● REQUIRED WORK: Repeat the entries that follow verbatim, without any of their pictures.

● DATA SUPPLIED:

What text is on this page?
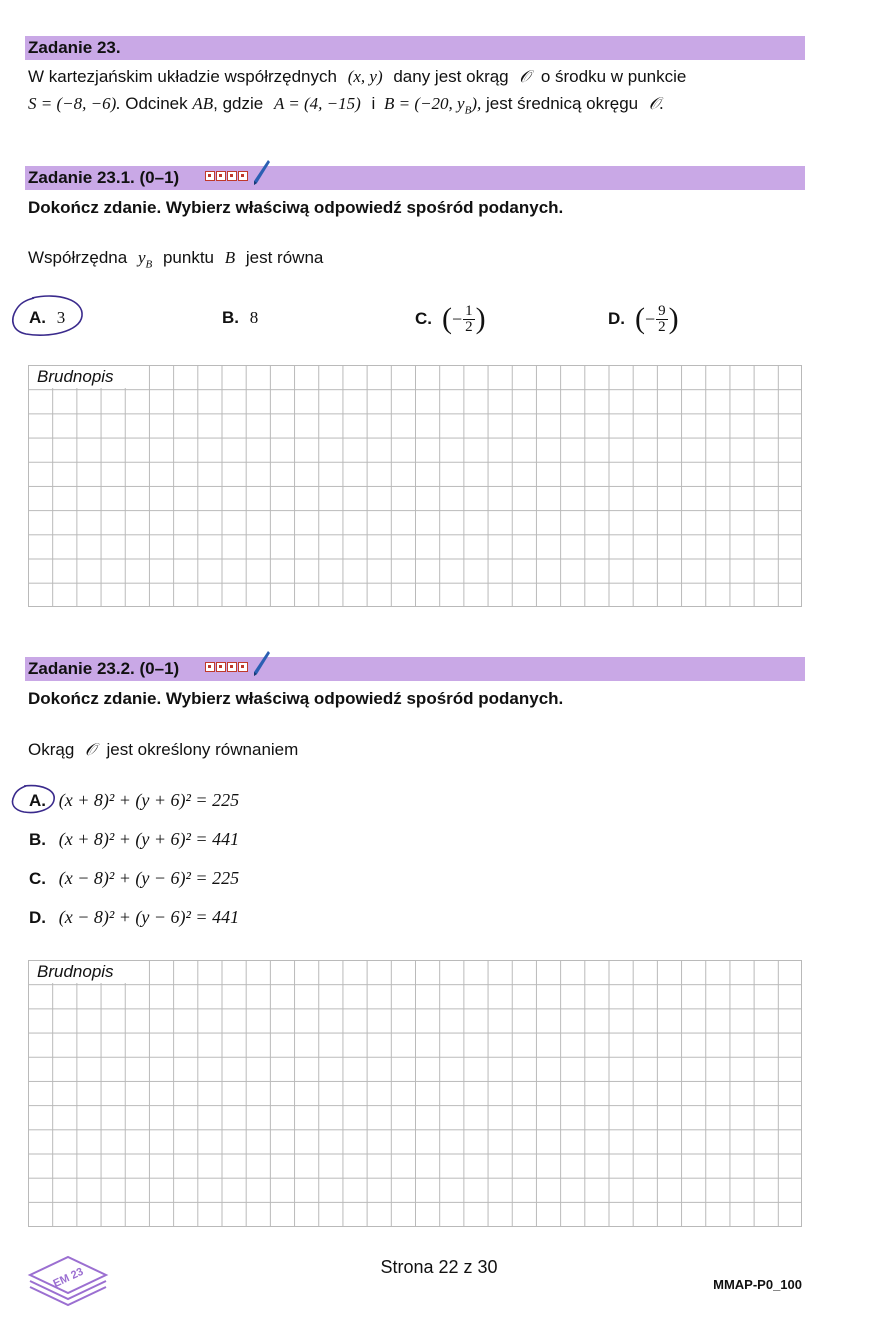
Zadanie 23.
W kartezjańskim układzie współrzędnych (x, y) dany jest okrąg 𝒪 o środku w punkcie
S = (−8, −6). Odcinek AB, gdzie A = (4, −15) i B = (−20, $y_B$), jest średnicą okręgu 𝒪.
Zadanie 23.1. (0–1)
Dokończ zdanie. Wybierz właściwą odpowiedź spośród podanych.
Współrzędna $y_B$ punktu B jest równa
A. 3	B. 8	C. ( − $\frac{1}{2}$ )	D. ( − $\frac{9}{2}$ )
Brudnopis
Zadanie 23.2. (0–1)
Dokończ zdanie. Wybierz właściwą odpowiedź spośród podanych.
Okrąg 𝒪 jest określony równaniem
A. (x + 8)² + (y + 6)² = 225
B. (x + 8)² + (y + 6)² = 441
C. (x − 8)² + (y − 6)² = 225
D. (x − 8)² + (y − 6)² = 441
Brudnopis
EM 23	Strona 22 z 30
MMAP-P0_100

● FULL OUTPUT:
What text is on this page?
Zadanie 23.
W kartezjańskim układzie współrzędnych (x, y) dany jest okrąg 𝒪 o środku w punkcie
S = (−8, −6). Odcinek AB, gdzie A = (4, −15) i B = (−20, $y_B$), jest średnicą okręgu 𝒪.
Zadanie 23.1. (0–1)
Dokończ zdanie. Wybierz właściwą odpowiedź spośród podanych.
Współrzędna $y_B$ punktu B jest równa
A. 3	B. 8	C. ( − $\frac{1}{2}$ )	D. ( − $\frac{9}{2}$ )
Brudnopis
Zadanie 23.2. (0–1)
Dokończ zdanie. Wybierz właściwą odpowiedź spośród podanych.
Okrąg 𝒪 jest określony równaniem
A. (x + 8)² + (y + 6)² = 225
B. (x + 8)² + (y + 6)² = 441
C. (x − 8)² + (y − 6)² = 225
D. (x − 8)² + (y − 6)² = 441
Brudnopis
EM 23	Strona 22 z 30
MMAP-P0_100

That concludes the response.